# [What the exercise asks]
Reproduce, with no changes, the rows between the one containing "map-title: Temperature at" and the one containing "colorbar-label: −2: [705, 480, 723, 495]", inclusive.
□ □ □ □
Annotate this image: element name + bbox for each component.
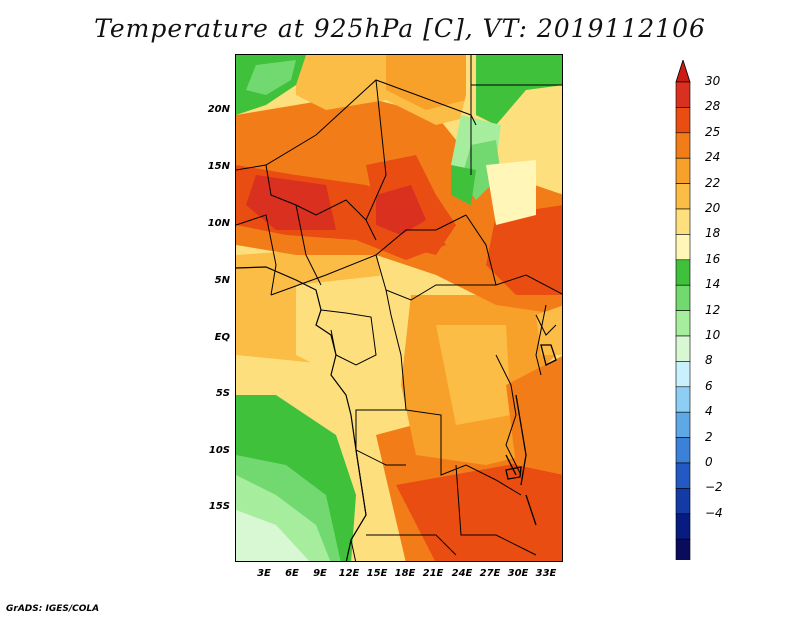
map-title: Temperature at 925hPa [C], VT: 201911210…: [94, 14, 706, 43]
colorbar-label: 20: [705, 201, 721, 215]
lon-label: 12E: [338, 568, 360, 579]
colorbar-swatch: [675, 259, 691, 286]
lat-label: 5S: [215, 388, 230, 399]
lon-label: 24E: [451, 568, 473, 579]
colorbar-label: −2: [705, 480, 723, 495]
colorbar-swatch: [675, 488, 691, 515]
lon-label: 6E: [285, 568, 299, 579]
colorbar-swatch: [675, 437, 691, 464]
colorbar-swatch: [675, 335, 691, 362]
colorbar-swatch: [675, 361, 691, 388]
lon-label: 27E: [479, 568, 501, 579]
colorbar-label: 12: [705, 302, 721, 317]
credit-text: GrADS: IGES/COLA: [6, 604, 100, 614]
colorbar-swatch: [675, 157, 691, 184]
colorbar-label: 18: [705, 226, 721, 241]
colorbar-label: 10: [705, 328, 721, 342]
temperature-map: [235, 54, 563, 562]
lat-label: 15S: [208, 501, 230, 512]
lon-label: 3E: [257, 568, 271, 579]
colorbar-label: 8: [705, 353, 713, 368]
colorbar-label: 22: [705, 175, 721, 190]
colorbar-swatch: [675, 234, 691, 261]
colorbar-swatch: [675, 513, 691, 540]
colorbar-swatch: [675, 538, 691, 560]
colorbar-swatch: [675, 132, 691, 159]
colorbar-swatch: [675, 411, 691, 438]
colorbar-label: 4: [705, 404, 713, 419]
colorbar-label: 0: [705, 455, 713, 469]
lat-label: 15N: [207, 161, 230, 172]
colorbar-swatch: [675, 183, 691, 210]
colorbar: [675, 60, 691, 560]
colorbar-label: −4: [705, 505, 723, 520]
colorbar-swatch: [675, 81, 691, 108]
colorbar-swatch: [675, 310, 691, 337]
lat-label: 20N: [207, 104, 230, 115]
lat-label: 5N: [214, 275, 230, 286]
colorbar-label: 25: [705, 124, 721, 139]
colorbar-label: 14: [705, 277, 721, 292]
colorbar-swatch: [675, 208, 691, 235]
colorbar-top-arrow: [675, 60, 691, 83]
lakes: [505, 344, 557, 526]
lon-label: 18E: [394, 568, 416, 579]
colorbar-label: 6: [705, 378, 713, 393]
lat-label: 10S: [208, 445, 230, 456]
cool-region-northeast: [476, 55, 562, 125]
lat-label: EQ: [214, 332, 230, 343]
colorbar-label: 30: [705, 74, 721, 88]
colorbar-label: 2: [705, 429, 713, 444]
colorbar-swatch: [675, 107, 691, 134]
coastline: [236, 266, 367, 561]
lon-label: 30E: [507, 568, 529, 579]
lon-label: 33E: [535, 568, 557, 579]
colorbar-label: 16: [705, 251, 721, 266]
colorbar-swatch: [675, 284, 691, 311]
lon-label: 15E: [366, 568, 388, 579]
lon-label: 9E: [313, 568, 327, 579]
colorbar-label: 28: [705, 99, 721, 114]
colorbar-swatch: [675, 386, 691, 413]
colorbar-label: 24: [705, 150, 721, 165]
hot-region-southeast: [396, 455, 562, 561]
lat-label: 10N: [207, 218, 230, 229]
colorbar-swatch: [675, 462, 691, 489]
lon-label: 21E: [422, 568, 444, 579]
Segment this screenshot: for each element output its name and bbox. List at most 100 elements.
□ □ □ □
# [Finished task]
map-title: Temperature at 925hPa [C], VT: 201911210…: [94, 14, 706, 43]
colorbar-label: 20: [705, 201, 721, 215]
lon-label: 12E: [338, 568, 360, 579]
colorbar-swatch: [675, 259, 691, 286]
lat-label: 5S: [215, 388, 230, 399]
lon-label: 24E: [451, 568, 473, 579]
colorbar-label: −2: [705, 480, 723, 495]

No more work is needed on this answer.